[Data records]
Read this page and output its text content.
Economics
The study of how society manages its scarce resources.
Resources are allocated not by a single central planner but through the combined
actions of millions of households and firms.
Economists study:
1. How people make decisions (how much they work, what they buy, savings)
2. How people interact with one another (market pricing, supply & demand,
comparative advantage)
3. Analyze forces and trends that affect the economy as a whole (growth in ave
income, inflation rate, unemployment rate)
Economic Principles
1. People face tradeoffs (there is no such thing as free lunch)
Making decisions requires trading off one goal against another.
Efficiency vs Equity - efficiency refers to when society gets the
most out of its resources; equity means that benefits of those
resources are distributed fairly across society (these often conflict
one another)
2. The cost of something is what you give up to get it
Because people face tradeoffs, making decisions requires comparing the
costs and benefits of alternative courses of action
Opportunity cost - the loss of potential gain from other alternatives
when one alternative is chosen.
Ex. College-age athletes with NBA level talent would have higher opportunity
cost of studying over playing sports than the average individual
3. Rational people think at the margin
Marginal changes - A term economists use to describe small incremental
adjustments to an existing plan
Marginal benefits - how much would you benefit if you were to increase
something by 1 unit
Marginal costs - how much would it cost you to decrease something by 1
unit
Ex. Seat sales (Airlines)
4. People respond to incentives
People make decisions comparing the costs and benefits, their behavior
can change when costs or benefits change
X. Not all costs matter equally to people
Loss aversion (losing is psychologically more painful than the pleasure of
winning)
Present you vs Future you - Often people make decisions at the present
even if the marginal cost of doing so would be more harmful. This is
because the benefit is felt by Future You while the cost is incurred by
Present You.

...

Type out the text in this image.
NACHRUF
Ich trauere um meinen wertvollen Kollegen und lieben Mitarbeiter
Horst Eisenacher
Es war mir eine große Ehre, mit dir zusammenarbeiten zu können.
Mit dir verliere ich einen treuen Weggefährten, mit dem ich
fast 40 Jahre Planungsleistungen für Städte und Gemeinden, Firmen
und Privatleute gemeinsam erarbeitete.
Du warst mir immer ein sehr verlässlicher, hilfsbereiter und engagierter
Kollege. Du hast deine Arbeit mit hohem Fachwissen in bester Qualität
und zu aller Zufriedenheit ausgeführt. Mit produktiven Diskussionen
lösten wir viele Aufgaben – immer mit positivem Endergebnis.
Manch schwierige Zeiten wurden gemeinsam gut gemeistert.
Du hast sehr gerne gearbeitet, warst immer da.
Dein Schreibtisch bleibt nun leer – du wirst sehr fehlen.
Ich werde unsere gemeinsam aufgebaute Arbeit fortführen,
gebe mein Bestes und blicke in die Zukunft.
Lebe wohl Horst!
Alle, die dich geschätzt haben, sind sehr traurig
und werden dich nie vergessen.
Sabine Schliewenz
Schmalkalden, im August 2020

[Required work] Copy out each line of the records where the string "face" appears.

[Answer below]
1. People face tradeoffs (there is no such thing as free lunch)
Because people face tradeoffs, making decisions requires comparing the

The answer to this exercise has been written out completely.